* SHORT TASK
Output every line below without omitting or altering anything.

* INPUT FOR THIS TASK
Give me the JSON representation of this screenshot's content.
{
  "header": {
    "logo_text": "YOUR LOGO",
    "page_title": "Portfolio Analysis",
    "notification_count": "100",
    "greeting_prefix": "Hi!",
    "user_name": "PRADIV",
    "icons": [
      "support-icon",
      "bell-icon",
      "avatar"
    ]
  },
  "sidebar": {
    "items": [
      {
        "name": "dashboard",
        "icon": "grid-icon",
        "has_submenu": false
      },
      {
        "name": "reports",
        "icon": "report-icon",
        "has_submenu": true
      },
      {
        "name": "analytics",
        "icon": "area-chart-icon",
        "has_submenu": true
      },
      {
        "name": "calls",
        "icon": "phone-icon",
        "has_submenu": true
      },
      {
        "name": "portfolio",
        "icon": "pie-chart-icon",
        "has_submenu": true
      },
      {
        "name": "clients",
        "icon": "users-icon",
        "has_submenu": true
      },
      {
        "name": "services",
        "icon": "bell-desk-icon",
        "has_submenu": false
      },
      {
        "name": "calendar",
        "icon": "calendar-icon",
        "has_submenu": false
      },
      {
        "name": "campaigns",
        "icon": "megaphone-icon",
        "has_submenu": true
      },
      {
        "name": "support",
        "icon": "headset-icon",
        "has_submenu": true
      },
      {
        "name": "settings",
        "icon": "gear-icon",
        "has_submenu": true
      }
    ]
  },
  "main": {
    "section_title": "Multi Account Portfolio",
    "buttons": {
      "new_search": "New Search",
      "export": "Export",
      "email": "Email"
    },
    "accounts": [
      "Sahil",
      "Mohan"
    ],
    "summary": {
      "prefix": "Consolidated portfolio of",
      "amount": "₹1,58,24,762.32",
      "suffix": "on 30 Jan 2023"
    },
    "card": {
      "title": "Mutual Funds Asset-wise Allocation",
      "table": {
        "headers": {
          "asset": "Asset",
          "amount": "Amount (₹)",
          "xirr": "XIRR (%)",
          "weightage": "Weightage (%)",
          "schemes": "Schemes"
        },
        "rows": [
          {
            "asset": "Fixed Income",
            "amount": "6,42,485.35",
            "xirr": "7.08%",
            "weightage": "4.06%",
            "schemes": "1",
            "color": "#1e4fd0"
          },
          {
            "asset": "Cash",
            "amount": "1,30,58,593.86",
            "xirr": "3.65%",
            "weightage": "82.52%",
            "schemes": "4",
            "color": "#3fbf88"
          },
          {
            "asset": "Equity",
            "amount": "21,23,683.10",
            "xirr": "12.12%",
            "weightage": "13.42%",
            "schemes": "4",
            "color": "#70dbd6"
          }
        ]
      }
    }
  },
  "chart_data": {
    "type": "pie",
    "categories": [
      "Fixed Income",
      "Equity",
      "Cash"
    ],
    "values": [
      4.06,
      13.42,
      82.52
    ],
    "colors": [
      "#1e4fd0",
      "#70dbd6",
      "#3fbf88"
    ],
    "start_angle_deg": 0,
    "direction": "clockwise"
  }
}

* OUTPUT FOR THIS EXERCISE
Give me the JSON representation of this screenshot's content.
{
  "header": {
    "logo_text": "YOUR LOGO",
    "page_title": "Portfolio Analysis",
    "notification_count": "100",
    "greeting_prefix": "Hi!",
    "user_name": "PRADIV",
    "icons": [
      "support-icon",
      "bell-icon",
      "avatar"
    ]
  },
  "sidebar": {
    "items": [
      {
        "name": "dashboard",
        "icon": "grid-icon",
        "has_submenu": false
      },
      {
        "name": "reports",
        "icon": "report-icon",
        "has_submenu": true
      },
      {
        "name": "analytics",
        "icon": "area-chart-icon",
        "has_submenu": true
      },
      {
        "name": "calls",
        "icon": "phone-icon",
        "has_submenu": true
      },
      {
        "name": "portfolio",
        "icon": "pie-chart-icon",
        "has_submenu": true
      },
      {
        "name": "clients",
        "icon": "users-icon",
        "has_submenu": true
      },
      {
        "name": "services",
        "icon": "bell-desk-icon",
        "has_submenu": false
      },
      {
        "name": "calendar",
        "icon": "calendar-icon",
        "has_submenu": false
      },
      {
        "name": "campaigns",
        "icon": "megaphone-icon",
        "has_submenu": true
      },
      {
        "name": "support",
        "icon": "headset-icon",
        "has_submenu": true
      },
      {
        "name": "settings",
        "icon": "gear-icon",
        "has_submenu": true
      }
    ]
  },
  "main": {
    "section_title": "Multi Account Portfolio",
    "buttons": {
      "new_search": "New Search",
      "export": "Export",
      "email": "Email"
    },
    "accounts": [
      "Sahil",
      "Mohan"
    ],
    "summary": {
      "prefix": "Consolidated portfolio of",
      "amount": "₹1,58,24,762.32",
      "suffix": "on 30 Jan 2023"
    },
    "card": {
      "title": "Mutual Funds Asset-wise Allocation",
      "table": {
        "headers": {
          "asset": "Asset",
          "amount": "Amount (₹)",
          "xirr": "XIRR (%)",
          "weightage": "Weightage (%)",
          "schemes": "Schemes"
        },
        "rows": [
          {
            "asset": "Fixed Income",
            "amount": "6,42,485.35",
            "xirr": "7.08%",
            "weightage": "4.06%",
            "schemes": "1",
            "color": "#1e4fd0"
          },
          {
            "asset": "Cash",
            "amount": "1,30,58,593.86",
            "xirr": "3.65%",
            "weightage": "82.52%",
            "schemes": "4",
            "color": "#3fbf88"
          },
          {
            "asset": "Equity",
            "amount": "21,23,683.10",
            "xirr": "12.12%",
            "weightage": "13.42%",
            "schemes": "4",
            "color": "#70dbd6"
          }
        ]
      }
    }
  },
  "chart_data": {
    "type": "pie",
    "categories": [
      "Fixed Income",
      "Equity",
      "Cash"
    ],
    "values": [
      4.06,
      13.42,
      82.52
    ],
    "colors": [
      "#1e4fd0",
      "#70dbd6",
      "#3fbf88"
    ],
    "start_angle_deg": 0,
    "direction": "clockwise"
  }
}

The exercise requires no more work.